Text segment:

[start]

# New to EI dosing, algae questions



## drjack (30 Aug 2011)

Hi, I am new to EI dosing, started about 3 weeks ago. I had algae problems I thought would be corrected by EI. First here are the details of my tank:

Tank:	Juwel Vision 180 with 125 litres/33 US gallons water. 
Lighting:	Medium - 2x35W iQuatics T5 tubes 8 hours/day = 0.6 watts/litre or 2.2 watts/US gal
Substrate:	Caribsea Eco-Complete
Filtration: 	Juwel supplied Bioflow 3 internal plus Eheim Ecco pro 200 external both 600lph
CO2: 	D-D Pressurised CO2, Bubbles/Min = 120, Drop Checkers both light green using 4dKh bromoblue.
Plants	~125
Fish	27: 1xCory , 2xOtocinclus , 2xChain loaches , 6xRasboras , 10xCardinals , 3xWidows , 3xShrimp

Using the info on this site I calculated my EI dosing as follows for my 33 gal tank:
		               KNO3	KH2PO4	MgSO4	Trace
Monthly 20gal (tsp)		2.4	0.8	6	0.4
Monthly 33 gal (tsp)		3.6	1.2	10	0.8

My problems are these:
Before I started EI dosing I had red beard algae covering moss on two pieces of wood, what looked like BBA on echinodorous leaves and some fuzz algae on stem plants.

[end]

Data supplied:
[start]

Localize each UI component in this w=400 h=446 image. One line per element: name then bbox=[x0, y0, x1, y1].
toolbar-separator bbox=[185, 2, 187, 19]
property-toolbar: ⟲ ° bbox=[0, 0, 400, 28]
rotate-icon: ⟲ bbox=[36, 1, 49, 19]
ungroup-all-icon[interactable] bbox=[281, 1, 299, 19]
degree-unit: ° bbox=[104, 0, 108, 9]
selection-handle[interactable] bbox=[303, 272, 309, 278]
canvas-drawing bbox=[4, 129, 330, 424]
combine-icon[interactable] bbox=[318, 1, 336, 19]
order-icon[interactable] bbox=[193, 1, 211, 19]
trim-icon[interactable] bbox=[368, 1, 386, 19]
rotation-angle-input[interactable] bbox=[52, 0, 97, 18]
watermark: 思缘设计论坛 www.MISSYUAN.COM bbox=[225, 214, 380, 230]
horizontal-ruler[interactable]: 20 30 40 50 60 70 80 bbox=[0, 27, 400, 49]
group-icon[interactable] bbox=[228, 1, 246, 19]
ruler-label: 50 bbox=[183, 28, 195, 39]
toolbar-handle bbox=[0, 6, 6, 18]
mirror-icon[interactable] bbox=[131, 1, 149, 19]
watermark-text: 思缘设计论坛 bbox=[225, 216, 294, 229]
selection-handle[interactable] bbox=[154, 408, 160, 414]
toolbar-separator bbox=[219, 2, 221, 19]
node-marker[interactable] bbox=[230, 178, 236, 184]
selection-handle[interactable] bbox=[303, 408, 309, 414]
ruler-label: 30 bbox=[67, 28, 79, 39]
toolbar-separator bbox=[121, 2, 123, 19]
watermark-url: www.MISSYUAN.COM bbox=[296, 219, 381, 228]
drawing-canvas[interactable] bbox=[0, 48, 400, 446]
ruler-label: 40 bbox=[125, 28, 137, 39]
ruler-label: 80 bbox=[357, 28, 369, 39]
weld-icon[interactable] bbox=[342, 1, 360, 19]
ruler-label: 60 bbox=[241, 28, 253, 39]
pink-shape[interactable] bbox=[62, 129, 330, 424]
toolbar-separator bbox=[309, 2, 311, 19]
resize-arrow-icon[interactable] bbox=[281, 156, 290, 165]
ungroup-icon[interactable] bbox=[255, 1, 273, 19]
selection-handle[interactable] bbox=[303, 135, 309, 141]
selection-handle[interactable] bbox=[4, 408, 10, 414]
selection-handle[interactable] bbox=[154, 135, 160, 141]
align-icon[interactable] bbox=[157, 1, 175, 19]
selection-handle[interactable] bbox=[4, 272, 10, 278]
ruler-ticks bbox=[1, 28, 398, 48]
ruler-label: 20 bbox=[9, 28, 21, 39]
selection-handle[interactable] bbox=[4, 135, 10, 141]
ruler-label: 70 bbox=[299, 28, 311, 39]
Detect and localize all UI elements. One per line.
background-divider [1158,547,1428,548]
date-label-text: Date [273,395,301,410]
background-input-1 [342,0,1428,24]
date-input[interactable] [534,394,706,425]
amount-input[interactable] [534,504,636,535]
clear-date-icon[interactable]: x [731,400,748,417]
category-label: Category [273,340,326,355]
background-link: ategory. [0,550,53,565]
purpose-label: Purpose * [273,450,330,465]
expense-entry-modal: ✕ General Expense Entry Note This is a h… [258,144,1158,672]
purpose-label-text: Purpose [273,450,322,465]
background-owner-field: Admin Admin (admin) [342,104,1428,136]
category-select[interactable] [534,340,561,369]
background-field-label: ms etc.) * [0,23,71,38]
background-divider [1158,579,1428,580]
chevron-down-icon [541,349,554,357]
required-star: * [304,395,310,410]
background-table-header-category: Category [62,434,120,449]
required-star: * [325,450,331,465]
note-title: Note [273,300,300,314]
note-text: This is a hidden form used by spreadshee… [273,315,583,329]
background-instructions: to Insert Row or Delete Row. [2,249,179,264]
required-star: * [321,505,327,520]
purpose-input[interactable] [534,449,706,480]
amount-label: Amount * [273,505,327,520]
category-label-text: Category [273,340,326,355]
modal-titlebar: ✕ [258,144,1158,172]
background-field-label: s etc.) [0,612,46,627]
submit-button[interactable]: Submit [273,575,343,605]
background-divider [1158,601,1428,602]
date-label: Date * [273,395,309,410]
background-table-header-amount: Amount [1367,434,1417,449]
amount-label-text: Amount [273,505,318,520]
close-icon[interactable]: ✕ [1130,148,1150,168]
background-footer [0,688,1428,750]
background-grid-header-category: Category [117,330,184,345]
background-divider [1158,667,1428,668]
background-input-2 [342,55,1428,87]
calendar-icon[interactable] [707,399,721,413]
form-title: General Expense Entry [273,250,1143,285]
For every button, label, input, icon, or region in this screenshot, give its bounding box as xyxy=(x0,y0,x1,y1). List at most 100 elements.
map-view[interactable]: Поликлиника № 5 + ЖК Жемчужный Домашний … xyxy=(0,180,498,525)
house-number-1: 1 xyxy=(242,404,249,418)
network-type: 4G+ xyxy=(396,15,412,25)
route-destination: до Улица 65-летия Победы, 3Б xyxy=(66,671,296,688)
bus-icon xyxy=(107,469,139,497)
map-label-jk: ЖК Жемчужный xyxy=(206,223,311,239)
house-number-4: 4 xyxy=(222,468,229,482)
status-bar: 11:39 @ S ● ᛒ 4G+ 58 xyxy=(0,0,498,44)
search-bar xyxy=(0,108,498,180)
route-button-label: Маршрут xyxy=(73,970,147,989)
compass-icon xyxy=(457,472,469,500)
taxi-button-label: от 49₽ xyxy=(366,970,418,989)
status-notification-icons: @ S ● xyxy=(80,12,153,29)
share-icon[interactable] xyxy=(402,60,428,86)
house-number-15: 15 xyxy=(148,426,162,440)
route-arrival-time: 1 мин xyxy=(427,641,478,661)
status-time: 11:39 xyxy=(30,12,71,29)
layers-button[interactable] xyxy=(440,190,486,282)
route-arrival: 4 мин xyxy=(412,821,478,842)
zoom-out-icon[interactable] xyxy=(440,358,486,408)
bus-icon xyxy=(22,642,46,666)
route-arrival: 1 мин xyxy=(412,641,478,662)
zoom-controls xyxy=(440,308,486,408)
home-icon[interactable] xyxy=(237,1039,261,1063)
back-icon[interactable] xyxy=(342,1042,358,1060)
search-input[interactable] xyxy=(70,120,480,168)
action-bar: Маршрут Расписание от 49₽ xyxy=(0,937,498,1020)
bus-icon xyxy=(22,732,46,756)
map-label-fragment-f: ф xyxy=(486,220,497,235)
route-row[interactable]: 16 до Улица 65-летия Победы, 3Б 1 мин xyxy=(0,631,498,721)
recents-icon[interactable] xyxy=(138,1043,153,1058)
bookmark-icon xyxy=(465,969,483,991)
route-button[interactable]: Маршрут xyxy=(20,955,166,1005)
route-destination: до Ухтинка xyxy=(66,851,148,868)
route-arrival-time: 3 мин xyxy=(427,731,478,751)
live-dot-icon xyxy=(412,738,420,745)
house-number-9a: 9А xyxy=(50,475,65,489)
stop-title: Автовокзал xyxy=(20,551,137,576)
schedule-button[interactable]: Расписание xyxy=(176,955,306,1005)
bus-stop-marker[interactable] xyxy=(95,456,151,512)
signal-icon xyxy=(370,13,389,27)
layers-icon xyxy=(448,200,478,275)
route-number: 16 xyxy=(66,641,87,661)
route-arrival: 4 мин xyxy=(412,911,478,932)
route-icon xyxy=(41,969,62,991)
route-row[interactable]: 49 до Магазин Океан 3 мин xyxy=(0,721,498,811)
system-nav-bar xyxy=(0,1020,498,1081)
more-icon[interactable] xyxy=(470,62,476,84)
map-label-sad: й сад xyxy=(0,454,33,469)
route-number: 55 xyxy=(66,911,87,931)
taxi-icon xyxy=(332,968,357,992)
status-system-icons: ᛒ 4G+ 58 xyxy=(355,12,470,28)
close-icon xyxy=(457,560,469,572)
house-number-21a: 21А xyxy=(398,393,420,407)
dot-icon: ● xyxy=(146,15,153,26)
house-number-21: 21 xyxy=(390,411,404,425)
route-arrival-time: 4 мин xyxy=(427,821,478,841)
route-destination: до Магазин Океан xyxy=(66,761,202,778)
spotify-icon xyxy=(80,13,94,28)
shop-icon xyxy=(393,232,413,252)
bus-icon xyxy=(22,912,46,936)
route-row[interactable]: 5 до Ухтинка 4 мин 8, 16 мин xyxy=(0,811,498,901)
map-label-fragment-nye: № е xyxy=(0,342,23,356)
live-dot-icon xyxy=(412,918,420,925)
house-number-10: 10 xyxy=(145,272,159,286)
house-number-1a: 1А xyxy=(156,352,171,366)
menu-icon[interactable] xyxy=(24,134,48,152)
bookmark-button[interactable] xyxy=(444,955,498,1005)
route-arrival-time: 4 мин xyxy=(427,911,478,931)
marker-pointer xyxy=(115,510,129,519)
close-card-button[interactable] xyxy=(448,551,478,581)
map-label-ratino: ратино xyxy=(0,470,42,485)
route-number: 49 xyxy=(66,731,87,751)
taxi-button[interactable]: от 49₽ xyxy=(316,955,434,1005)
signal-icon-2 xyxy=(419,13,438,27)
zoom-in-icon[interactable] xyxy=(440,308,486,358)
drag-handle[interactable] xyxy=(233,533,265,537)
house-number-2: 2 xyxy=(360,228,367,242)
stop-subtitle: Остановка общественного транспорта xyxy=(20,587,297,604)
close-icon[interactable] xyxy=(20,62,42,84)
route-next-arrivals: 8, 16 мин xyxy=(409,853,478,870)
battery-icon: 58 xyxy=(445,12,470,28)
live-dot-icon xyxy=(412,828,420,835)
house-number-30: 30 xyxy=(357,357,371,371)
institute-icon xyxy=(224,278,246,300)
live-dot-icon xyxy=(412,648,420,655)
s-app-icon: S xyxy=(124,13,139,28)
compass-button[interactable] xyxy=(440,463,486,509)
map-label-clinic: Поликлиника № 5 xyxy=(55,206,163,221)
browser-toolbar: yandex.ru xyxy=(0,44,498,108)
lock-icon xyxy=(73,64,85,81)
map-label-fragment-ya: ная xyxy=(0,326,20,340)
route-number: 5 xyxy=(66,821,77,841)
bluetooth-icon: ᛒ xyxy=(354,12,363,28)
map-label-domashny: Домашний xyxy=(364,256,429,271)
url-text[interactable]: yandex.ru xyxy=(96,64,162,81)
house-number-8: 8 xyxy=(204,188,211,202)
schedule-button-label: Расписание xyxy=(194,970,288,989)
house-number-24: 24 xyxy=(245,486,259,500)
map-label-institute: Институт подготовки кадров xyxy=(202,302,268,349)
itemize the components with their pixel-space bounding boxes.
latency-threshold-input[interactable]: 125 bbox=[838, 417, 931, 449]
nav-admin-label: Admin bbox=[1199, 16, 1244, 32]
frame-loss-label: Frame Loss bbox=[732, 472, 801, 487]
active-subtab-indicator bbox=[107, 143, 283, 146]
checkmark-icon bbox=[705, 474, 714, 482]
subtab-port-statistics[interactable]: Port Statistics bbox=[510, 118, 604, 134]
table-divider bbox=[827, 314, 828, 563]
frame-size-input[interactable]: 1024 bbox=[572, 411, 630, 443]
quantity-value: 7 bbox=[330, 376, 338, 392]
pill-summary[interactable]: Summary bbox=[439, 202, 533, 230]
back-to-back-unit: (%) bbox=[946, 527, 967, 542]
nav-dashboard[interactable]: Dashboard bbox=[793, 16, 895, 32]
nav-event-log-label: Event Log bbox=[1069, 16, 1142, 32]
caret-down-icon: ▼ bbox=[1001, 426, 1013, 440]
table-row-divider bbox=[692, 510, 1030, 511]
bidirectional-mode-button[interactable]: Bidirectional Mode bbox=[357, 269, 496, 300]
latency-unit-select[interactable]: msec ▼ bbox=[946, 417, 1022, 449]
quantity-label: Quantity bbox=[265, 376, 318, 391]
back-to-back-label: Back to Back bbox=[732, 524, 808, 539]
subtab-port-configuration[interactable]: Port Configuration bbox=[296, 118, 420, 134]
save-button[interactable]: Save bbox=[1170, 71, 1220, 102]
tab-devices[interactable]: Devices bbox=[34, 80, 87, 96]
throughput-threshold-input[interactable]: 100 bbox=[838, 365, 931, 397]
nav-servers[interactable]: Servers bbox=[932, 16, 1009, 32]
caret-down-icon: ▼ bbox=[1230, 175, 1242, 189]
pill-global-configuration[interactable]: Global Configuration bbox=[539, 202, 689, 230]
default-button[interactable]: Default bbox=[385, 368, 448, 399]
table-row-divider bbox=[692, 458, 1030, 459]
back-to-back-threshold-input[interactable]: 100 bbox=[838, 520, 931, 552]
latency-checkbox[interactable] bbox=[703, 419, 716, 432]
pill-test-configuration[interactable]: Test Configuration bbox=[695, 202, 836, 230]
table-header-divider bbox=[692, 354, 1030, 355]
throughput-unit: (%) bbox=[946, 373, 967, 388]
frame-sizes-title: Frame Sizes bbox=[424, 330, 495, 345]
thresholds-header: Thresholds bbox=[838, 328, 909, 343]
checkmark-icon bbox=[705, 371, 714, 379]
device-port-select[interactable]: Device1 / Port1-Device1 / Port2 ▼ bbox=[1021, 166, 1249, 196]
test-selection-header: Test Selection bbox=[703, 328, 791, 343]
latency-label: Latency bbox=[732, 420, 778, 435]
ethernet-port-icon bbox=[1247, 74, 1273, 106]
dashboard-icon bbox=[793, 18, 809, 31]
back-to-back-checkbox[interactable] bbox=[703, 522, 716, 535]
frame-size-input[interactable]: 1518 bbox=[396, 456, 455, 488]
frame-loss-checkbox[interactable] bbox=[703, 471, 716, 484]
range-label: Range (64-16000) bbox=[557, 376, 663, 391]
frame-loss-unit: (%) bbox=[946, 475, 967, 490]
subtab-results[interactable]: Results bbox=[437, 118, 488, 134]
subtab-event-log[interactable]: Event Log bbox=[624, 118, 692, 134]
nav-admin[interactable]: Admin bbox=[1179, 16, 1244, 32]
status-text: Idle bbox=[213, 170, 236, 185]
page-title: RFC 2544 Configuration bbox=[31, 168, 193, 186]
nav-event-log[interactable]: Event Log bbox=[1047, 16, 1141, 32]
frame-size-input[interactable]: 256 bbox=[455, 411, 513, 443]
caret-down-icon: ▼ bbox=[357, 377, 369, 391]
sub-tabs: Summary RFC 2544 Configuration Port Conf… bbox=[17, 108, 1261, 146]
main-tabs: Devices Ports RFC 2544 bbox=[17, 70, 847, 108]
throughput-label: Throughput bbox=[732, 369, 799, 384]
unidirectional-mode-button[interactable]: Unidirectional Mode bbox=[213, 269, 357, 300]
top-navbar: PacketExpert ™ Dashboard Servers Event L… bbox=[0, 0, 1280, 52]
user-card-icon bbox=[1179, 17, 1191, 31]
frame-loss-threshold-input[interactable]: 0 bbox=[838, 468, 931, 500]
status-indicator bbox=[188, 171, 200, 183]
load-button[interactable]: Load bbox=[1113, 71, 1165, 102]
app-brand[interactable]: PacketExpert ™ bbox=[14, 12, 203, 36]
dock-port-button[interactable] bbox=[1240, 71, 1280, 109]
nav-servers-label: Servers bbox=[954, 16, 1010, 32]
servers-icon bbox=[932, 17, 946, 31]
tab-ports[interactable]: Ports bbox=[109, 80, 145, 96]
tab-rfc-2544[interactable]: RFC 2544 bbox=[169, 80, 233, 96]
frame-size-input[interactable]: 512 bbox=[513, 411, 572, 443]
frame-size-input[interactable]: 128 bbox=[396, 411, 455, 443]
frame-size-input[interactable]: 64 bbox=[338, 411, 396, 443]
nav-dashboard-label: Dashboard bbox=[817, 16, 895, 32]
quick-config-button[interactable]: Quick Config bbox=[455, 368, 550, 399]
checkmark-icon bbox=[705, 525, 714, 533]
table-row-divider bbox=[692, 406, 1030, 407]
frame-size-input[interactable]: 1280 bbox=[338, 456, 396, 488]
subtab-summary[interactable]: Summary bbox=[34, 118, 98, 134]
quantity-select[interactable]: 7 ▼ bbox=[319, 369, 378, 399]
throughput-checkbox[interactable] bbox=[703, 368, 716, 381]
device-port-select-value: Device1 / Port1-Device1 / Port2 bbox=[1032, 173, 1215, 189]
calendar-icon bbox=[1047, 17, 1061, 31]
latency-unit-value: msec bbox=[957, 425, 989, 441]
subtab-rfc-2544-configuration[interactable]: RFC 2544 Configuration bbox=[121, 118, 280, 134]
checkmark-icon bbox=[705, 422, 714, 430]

[end]

Instructions for the task: What substrate does the EI dosing forum post list for the tank? Rely only on the EI dosing forum post.

Problem solution: Caribsea Eco-Complete.